Data items:
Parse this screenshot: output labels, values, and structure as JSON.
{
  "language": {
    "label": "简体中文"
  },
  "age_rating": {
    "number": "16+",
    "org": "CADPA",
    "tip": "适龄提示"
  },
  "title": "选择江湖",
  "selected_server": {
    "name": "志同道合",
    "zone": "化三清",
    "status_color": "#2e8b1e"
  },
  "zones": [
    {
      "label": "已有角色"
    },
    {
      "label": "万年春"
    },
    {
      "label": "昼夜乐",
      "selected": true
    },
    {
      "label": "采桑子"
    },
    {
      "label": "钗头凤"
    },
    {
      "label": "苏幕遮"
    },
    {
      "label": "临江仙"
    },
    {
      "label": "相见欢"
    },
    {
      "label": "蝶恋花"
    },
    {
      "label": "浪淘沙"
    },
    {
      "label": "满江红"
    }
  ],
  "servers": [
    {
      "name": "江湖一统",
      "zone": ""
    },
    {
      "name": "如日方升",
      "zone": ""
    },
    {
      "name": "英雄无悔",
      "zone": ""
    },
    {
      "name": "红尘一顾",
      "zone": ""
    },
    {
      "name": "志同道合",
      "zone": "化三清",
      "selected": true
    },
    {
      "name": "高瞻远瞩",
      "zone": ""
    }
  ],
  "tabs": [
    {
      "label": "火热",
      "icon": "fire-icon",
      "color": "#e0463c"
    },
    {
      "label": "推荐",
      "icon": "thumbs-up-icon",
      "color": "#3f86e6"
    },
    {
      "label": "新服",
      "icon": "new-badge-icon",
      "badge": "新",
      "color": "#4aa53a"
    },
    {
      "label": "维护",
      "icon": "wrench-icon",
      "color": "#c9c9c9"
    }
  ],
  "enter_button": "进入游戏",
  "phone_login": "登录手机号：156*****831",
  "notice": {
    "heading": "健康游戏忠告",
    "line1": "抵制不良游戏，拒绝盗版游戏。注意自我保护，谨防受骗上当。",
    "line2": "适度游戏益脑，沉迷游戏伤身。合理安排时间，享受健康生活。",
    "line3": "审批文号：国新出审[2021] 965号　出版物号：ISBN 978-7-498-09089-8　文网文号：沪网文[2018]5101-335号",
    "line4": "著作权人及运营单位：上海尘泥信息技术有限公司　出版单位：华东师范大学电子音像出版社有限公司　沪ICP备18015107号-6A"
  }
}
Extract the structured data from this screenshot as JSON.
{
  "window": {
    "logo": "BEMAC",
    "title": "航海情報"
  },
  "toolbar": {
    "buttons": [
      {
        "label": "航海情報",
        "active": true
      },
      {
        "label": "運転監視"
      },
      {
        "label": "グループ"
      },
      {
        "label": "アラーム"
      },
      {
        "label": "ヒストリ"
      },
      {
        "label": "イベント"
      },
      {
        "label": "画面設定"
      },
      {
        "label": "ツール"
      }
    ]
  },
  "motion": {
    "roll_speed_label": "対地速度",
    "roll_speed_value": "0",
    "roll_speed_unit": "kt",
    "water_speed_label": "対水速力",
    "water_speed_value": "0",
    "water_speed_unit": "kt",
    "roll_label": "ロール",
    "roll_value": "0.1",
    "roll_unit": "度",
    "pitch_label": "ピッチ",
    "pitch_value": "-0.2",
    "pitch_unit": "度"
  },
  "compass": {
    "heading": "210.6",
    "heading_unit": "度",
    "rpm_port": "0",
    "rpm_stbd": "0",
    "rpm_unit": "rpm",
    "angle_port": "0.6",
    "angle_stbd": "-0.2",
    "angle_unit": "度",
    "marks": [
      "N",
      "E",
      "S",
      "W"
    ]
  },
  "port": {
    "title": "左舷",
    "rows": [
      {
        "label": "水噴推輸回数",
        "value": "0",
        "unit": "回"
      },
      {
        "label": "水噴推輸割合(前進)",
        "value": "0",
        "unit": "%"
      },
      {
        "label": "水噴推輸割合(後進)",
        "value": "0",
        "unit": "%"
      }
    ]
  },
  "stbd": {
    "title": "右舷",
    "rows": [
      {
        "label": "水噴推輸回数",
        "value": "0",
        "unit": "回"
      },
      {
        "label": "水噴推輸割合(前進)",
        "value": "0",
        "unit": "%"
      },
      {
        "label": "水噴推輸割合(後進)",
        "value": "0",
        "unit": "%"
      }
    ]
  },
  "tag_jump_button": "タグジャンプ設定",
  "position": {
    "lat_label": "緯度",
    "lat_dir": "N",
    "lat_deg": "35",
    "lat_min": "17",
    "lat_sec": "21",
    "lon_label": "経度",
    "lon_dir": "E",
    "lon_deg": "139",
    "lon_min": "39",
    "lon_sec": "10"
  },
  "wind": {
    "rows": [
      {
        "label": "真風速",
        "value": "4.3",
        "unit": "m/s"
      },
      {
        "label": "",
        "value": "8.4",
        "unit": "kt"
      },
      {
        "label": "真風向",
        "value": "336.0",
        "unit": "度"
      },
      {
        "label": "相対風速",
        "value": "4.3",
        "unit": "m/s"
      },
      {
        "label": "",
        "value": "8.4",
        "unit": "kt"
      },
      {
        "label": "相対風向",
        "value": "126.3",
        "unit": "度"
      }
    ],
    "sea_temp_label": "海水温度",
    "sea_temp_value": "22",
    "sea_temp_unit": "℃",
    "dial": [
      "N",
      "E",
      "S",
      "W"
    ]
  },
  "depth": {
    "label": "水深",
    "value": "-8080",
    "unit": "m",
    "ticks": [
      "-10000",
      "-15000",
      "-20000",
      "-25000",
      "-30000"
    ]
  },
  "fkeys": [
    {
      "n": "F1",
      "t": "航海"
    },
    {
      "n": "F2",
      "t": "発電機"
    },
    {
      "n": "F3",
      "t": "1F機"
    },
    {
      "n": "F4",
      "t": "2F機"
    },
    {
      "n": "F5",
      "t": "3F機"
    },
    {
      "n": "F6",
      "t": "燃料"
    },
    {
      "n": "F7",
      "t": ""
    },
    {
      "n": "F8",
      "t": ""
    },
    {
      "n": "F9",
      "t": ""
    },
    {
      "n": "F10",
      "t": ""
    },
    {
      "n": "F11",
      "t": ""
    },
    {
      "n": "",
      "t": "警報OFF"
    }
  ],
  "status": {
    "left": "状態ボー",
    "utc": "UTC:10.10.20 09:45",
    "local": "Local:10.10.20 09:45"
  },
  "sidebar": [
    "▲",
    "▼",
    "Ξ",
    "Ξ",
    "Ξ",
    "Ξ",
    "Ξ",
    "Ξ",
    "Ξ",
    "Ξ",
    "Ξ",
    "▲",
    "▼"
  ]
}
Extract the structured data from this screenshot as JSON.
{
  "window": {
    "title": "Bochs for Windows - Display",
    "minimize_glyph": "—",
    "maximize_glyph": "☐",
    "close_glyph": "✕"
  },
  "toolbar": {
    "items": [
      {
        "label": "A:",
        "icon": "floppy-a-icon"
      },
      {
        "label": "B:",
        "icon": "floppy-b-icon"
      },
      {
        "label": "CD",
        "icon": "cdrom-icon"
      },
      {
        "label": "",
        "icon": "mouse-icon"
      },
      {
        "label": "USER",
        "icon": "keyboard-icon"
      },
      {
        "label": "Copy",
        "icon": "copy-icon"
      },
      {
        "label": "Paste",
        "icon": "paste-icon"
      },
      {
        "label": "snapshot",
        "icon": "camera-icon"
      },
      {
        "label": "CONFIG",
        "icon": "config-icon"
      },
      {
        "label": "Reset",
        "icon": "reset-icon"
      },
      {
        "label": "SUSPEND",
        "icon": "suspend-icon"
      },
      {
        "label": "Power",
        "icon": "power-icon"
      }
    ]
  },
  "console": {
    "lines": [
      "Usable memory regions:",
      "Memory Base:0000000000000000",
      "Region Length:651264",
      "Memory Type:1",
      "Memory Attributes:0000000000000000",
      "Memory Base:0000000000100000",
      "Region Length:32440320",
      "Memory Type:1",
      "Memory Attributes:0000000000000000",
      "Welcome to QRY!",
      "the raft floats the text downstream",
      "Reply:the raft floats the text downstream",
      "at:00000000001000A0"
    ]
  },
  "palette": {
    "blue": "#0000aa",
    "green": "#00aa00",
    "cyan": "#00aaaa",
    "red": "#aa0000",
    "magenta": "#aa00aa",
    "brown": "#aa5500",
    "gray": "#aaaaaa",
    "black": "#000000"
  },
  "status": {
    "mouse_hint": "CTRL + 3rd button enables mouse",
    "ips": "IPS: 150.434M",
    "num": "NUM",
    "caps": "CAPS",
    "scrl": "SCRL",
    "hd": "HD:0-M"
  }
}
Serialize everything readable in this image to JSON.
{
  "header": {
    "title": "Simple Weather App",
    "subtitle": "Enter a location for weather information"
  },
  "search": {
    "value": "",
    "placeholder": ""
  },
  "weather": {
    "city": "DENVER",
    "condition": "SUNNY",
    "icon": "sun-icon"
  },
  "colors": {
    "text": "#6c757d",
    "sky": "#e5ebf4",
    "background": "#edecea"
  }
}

▶ **WORK TO BE COMPLETED**:
Locate the line that contains "Serialize everything readable", then please quote it and every line after it to the end of the entries above, exactly and with nothing else.

▶ **FINAL ANSWER**:
Serialize everything readable in this image to JSON.
{
  "header": {
    "title": "Simple Weather App",
    "subtitle": "Enter a location for weather information"
  },
  "search": {
    "value": "",
    "placeholder": ""
  },
  "weather": {
    "city": "DENVER",
    "condition": "SUNNY",
    "icon": "sun-icon"
  },
  "colors": {
    "text": "#6c757d",
    "sky": "#e5ebf4",
    "background": "#edecea"
  }
}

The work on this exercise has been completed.